Separate out the lines that hold "text".
==== Data section ====
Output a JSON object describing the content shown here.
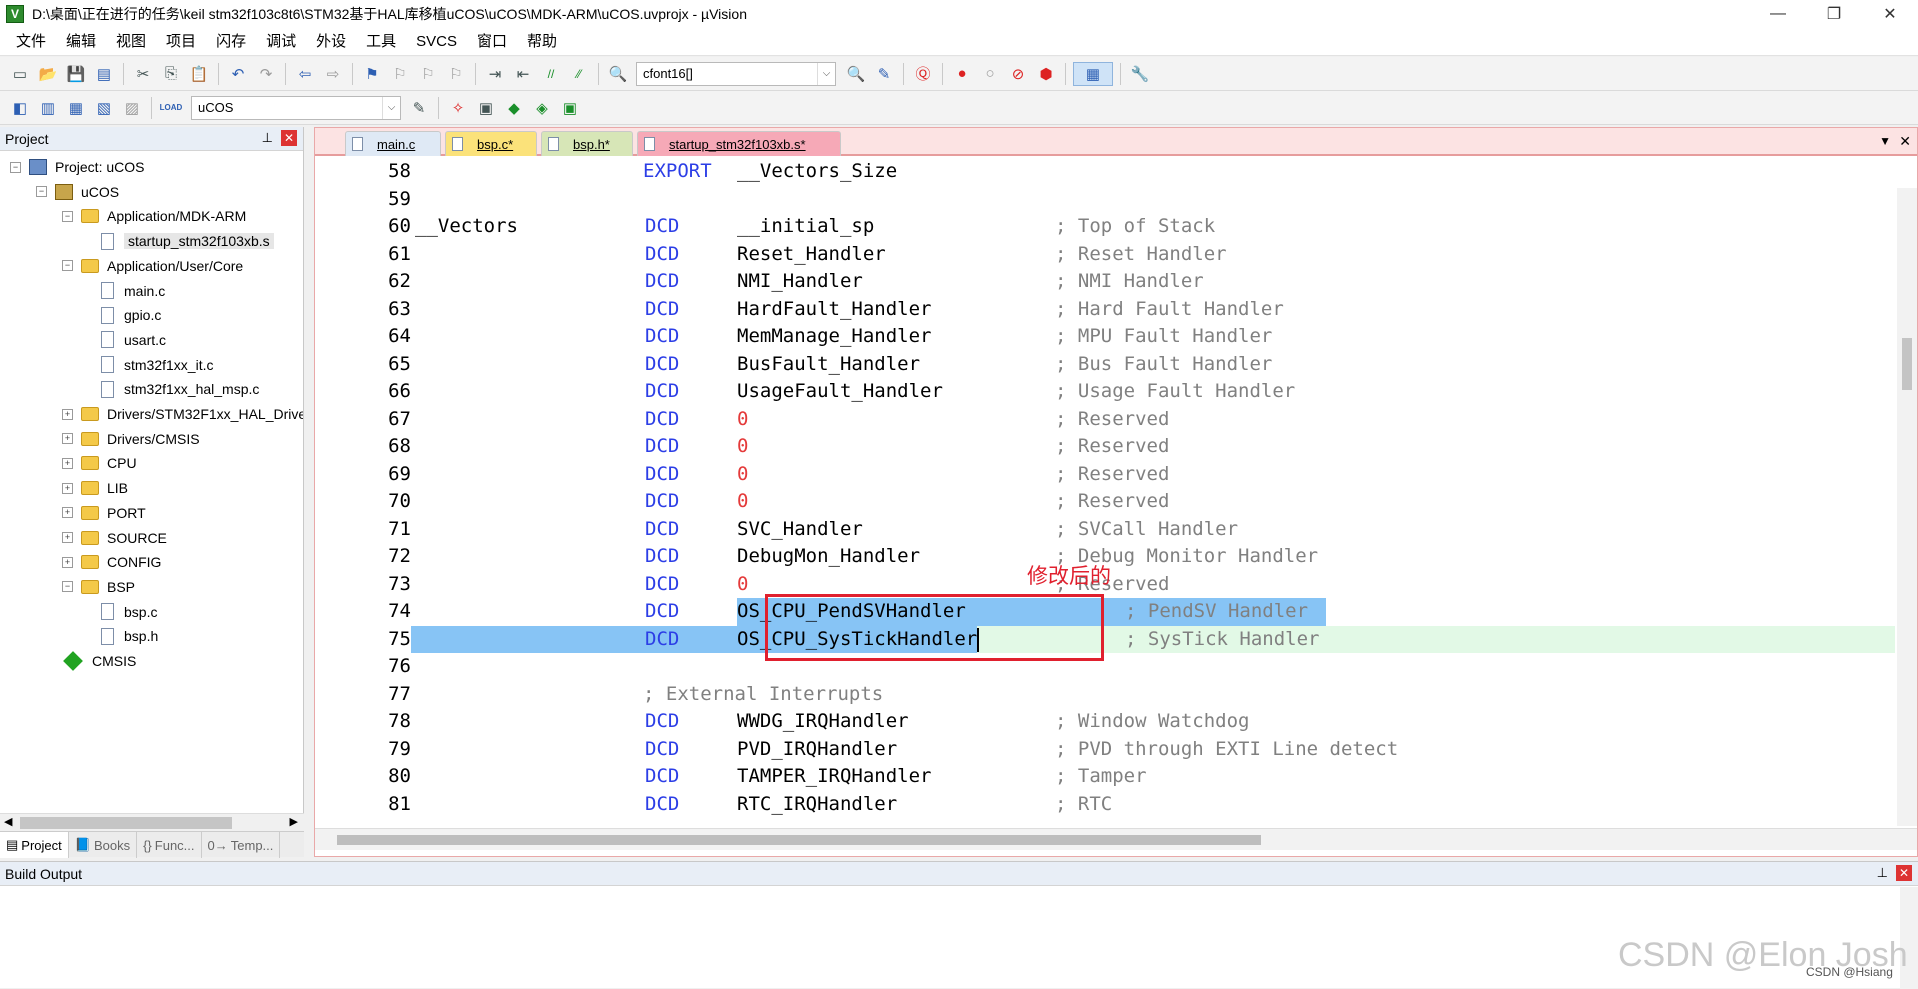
{
  "window": {
    "title": "D:\\桌面\\正在进行的任务\\keil stm32f103c8t6\\STM32基于HAL库移植uCOS\\uCOS\\MDK-ARM\\uCOS.uvprojx - µVision",
    "app_icon_letter": "V",
    "minimize_glyph": "—",
    "maximize_glyph": "❐",
    "close_glyph": "✕"
  },
  "menu": [
    "文件",
    "编辑",
    "视图",
    "项目",
    "闪存",
    "调试",
    "外设",
    "工具",
    "SVCS",
    "窗口",
    "帮助"
  ],
  "toolbar": {
    "find_combo_value": "cfont16[]",
    "target_combo_value": "uCOS",
    "combo_arrow": "⌵",
    "icons": {
      "new_file": "▭",
      "open": "📂",
      "save": "💾",
      "save_all": "▤",
      "cut": "✂",
      "copy": "⎘",
      "paste": "📋",
      "undo": "↶",
      "redo": "↷",
      "back": "⇦",
      "forward": "⇨",
      "bookmark": "⚑",
      "bookmark_prev": "⚐",
      "bookmark_next": "⚐",
      "bookmark_clear": "⚐",
      "indent": "⇥",
      "unindent": "⇤",
      "comment": "//",
      "uncomment": "⁄⁄",
      "find_in_files": "🔍",
      "debug": "Ⓠ",
      "breakpoint": "●",
      "breakpoint_disable": "○",
      "breakpoint_disable_all": "⊘",
      "breakpoint_kill": "⬢",
      "window": "▦",
      "config": "🔧",
      "translate": "◧",
      "build": "▥",
      "rebuild": "▦",
      "batch_build": "▧",
      "stop_build": "▨",
      "load": "LOAD",
      "target_options": "✎",
      "manage_components": "✧",
      "select_packs": "◆",
      "pack_installer": "◈",
      "rte": "▣"
    }
  },
  "project_panel": {
    "title": "Project",
    "pin": "⊥",
    "close": "✕",
    "tree": [
      {
        "label": "Project: uCOS",
        "level": 0,
        "type": "project",
        "expander": "−"
      },
      {
        "label": "uCOS",
        "level": 1,
        "type": "target",
        "expander": "−"
      },
      {
        "label": "Application/MDK-ARM",
        "level": 2,
        "type": "folder",
        "expander": "−"
      },
      {
        "label": "startup_stm32f103xb.s",
        "level": 3,
        "type": "file",
        "selected": true
      },
      {
        "label": "Application/User/Core",
        "level": 2,
        "type": "folder",
        "expander": "−"
      },
      {
        "label": "main.c",
        "level": 3,
        "type": "file"
      },
      {
        "label": "gpio.c",
        "level": 3,
        "type": "file"
      },
      {
        "label": "usart.c",
        "level": 3,
        "type": "file"
      },
      {
        "label": "stm32f1xx_it.c",
        "level": 3,
        "type": "file"
      },
      {
        "label": "stm32f1xx_hal_msp.c",
        "level": 3,
        "type": "file"
      },
      {
        "label": "Drivers/STM32F1xx_HAL_Drive",
        "level": 2,
        "type": "folder",
        "expander": "+"
      },
      {
        "label": "Drivers/CMSIS",
        "level": 2,
        "type": "folder",
        "expander": "+"
      },
      {
        "label": "CPU",
        "level": 2,
        "type": "folder",
        "expander": "+"
      },
      {
        "label": "LIB",
        "level": 2,
        "type": "folder",
        "expander": "+"
      },
      {
        "label": "PORT",
        "level": 2,
        "type": "folder",
        "expander": "+"
      },
      {
        "label": "SOURCE",
        "level": 2,
        "type": "folder",
        "expander": "+"
      },
      {
        "label": "CONFIG",
        "level": 2,
        "type": "folder",
        "expander": "+"
      },
      {
        "label": "BSP",
        "level": 2,
        "type": "folder",
        "expander": "−"
      },
      {
        "label": "bsp.c",
        "level": 3,
        "type": "file"
      },
      {
        "label": "bsp.h",
        "level": 3,
        "type": "file"
      },
      {
        "label": "CMSIS",
        "level": 2,
        "type": "gem"
      }
    ],
    "scroll_left": "◀",
    "scroll_right": "▶",
    "tabs": [
      {
        "label": "Project",
        "icon": "▤",
        "active": true
      },
      {
        "label": "Books",
        "icon": "📘",
        "active": false
      },
      {
        "label": "Func...",
        "icon": "{}",
        "active": false
      },
      {
        "label": "Temp...",
        "icon": "0→",
        "active": false
      }
    ]
  },
  "editor": {
    "tabs": [
      {
        "label": "main.c",
        "color": "#dfe9f5"
      },
      {
        "label": "bsp.c*",
        "color": "#fbe27a"
      },
      {
        "label": "bsp.h*",
        "color": "#d7e6b7"
      },
      {
        "label": "startup_stm32f103xb.s*",
        "color": "#f6a9b7",
        "active": true
      }
    ],
    "tab_dropdown": "▼",
    "tab_close": "✕",
    "lines": [
      {
        "n": "58",
        "label": "",
        "op": "EXPORT",
        "arg": "__Vectors_Size",
        "comment": ""
      },
      {
        "n": "59",
        "label": "",
        "op": "",
        "arg": "",
        "comment": ""
      },
      {
        "n": "60",
        "label": "__Vectors",
        "op": "DCD",
        "arg": "__initial_sp",
        "comment": "; Top of Stack"
      },
      {
        "n": "61",
        "label": "",
        "op": "DCD",
        "arg": "Reset_Handler",
        "comment": "; Reset Handler"
      },
      {
        "n": "62",
        "label": "",
        "op": "DCD",
        "arg": "NMI_Handler",
        "comment": "; NMI Handler"
      },
      {
        "n": "63",
        "label": "",
        "op": "DCD",
        "arg": "HardFault_Handler",
        "comment": "; Hard Fault Handler"
      },
      {
        "n": "64",
        "label": "",
        "op": "DCD",
        "arg": "MemManage_Handler",
        "comment": "; MPU Fault Handler"
      },
      {
        "n": "65",
        "label": "",
        "op": "DCD",
        "arg": "BusFault_Handler",
        "comment": "; Bus Fault Handler"
      },
      {
        "n": "66",
        "label": "",
        "op": "DCD",
        "arg": "UsageFault_Handler",
        "comment": "; Usage Fault Handler"
      },
      {
        "n": "67",
        "label": "",
        "op": "DCD",
        "arg": "0",
        "comment": "; Reserved"
      },
      {
        "n": "68",
        "label": "",
        "op": "DCD",
        "arg": "0",
        "comment": "; Reserved"
      },
      {
        "n": "69",
        "label": "",
        "op": "DCD",
        "arg": "0",
        "comment": "; Reserved"
      },
      {
        "n": "70",
        "label": "",
        "op": "DCD",
        "arg": "0",
        "comment": "; Reserved"
      },
      {
        "n": "71",
        "label": "",
        "op": "DCD",
        "arg": "SVC_Handler",
        "comment": "; SVCall Handler"
      },
      {
        "n": "72",
        "label": "",
        "op": "DCD",
        "arg": "DebugMon_Handler",
        "comment": "; Debug Monitor Handler"
      },
      {
        "n": "73",
        "label": "",
        "op": "DCD",
        "arg": "0",
        "comment": "; Reserved"
      },
      {
        "n": "74",
        "label": "",
        "op": "DCD",
        "arg": "OS_CPU_PendSVHandler",
        "comment": "; PendSV Handler"
      },
      {
        "n": "75",
        "label": "",
        "op": "DCD",
        "arg": "OS_CPU_SysTickHandler",
        "comment": "; SysTick Handler"
      },
      {
        "n": "76",
        "label": "",
        "op": "",
        "arg": "",
        "comment": ""
      },
      {
        "n": "77",
        "label": "",
        "op": "",
        "arg": "",
        "comment": "; External Interrupts"
      },
      {
        "n": "78",
        "label": "",
        "op": "DCD",
        "arg": "WWDG_IRQHandler",
        "comment": "; Window Watchdog"
      },
      {
        "n": "79",
        "label": "",
        "op": "DCD",
        "arg": "PVD_IRQHandler",
        "comment": "; PVD through EXTI Line detect"
      },
      {
        "n": "80",
        "label": "",
        "op": "DCD",
        "arg": "TAMPER_IRQHandler",
        "comment": "; Tamper"
      },
      {
        "n": "81",
        "label": "",
        "op": "DCD",
        "arg": "RTC_IRQHandler",
        "comment": "; RTC"
      }
    ],
    "annotation": "修改后的",
    "colors": {
      "keyword": "#2c3ee6",
      "number": "#e43a3a",
      "comment": "#808080",
      "selection": "#87c4f5",
      "current_line": "#e2f9e6",
      "annotation": "#e0202e"
    }
  },
  "build_output": {
    "title": "Build Output",
    "pin": "⊥",
    "close": "✕"
  },
  "watermark": {
    "main": "CSDN @Elon Josh",
    "small": "CSDN @Hsiang"
  }
}
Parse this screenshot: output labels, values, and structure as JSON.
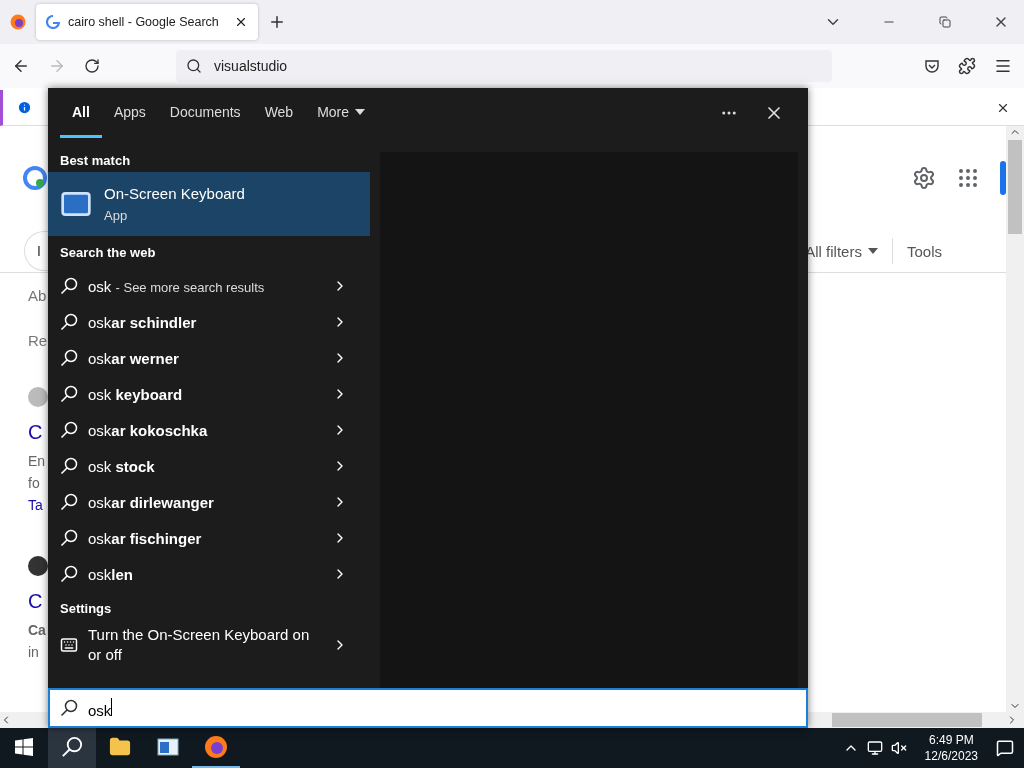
{
  "browser": {
    "tab": {
      "title": "cairo shell - Google Search"
    },
    "address": "visualstudio"
  },
  "page": {
    "chip": "I",
    "filters": "All filters",
    "tools": "Tools",
    "about": "Ab",
    "related": "Re",
    "results": [
      {
        "kind": "circle",
        "title": "C",
        "lines": [
          "En",
          "fo"
        ],
        "link": "Ta"
      },
      {
        "kind": "cat",
        "title": "C",
        "lines": [
          "**Ca**",
          "in"
        ]
      }
    ]
  },
  "search_panel": {
    "tabs": [
      {
        "label": "All",
        "selected": true
      },
      {
        "label": "Apps",
        "selected": false
      },
      {
        "label": "Documents",
        "selected": false
      },
      {
        "label": "Web",
        "selected": false
      },
      {
        "label": "More",
        "selected": false
      }
    ],
    "best_match_heading": "Best match",
    "best_match": {
      "title": "On-Screen Keyboard",
      "subtitle": "App"
    },
    "web_heading": "Search the web",
    "web_results": [
      {
        "kind": "more",
        "query": "osk",
        "note": "- See more search results"
      },
      {
        "kind": "suggestion",
        "text": "osk**ar schindler**"
      },
      {
        "kind": "suggestion",
        "text": "osk**ar werner**"
      },
      {
        "kind": "suggestion",
        "text": "osk **keyboard**"
      },
      {
        "kind": "suggestion",
        "text": "osk**ar kokoschka**"
      },
      {
        "kind": "suggestion",
        "text": "osk **stock**"
      },
      {
        "kind": "suggestion",
        "text": "osk**ar dirlewanger**"
      },
      {
        "kind": "suggestion",
        "text": "osk**ar fischinger**"
      },
      {
        "kind": "suggestion",
        "text": "osk**len**"
      }
    ],
    "settings_heading": "Settings",
    "settings_item": "Turn the On-Screen Keyboard on or off",
    "query": "osk"
  },
  "taskbar": {
    "apps": [
      {
        "kind": "search",
        "selected": true
      },
      {
        "kind": "folder",
        "selected": false
      },
      {
        "kind": "window",
        "selected": false
      },
      {
        "kind": "firefox",
        "selected": true
      }
    ],
    "time": "6:49 PM",
    "date": "12/6/2023"
  }
}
====
[Response to this exercise]:
        "text": "osk**ar schindler**"
        "text": "osk**ar werner**"
        "text": "osk **keyboard**"
        "text": "osk**ar kokoschka**"
        "text": "osk **stock**"
        "text": "osk**ar dirlewanger**"
        "text": "osk**ar fischinger**"
        "text": "osk**len**"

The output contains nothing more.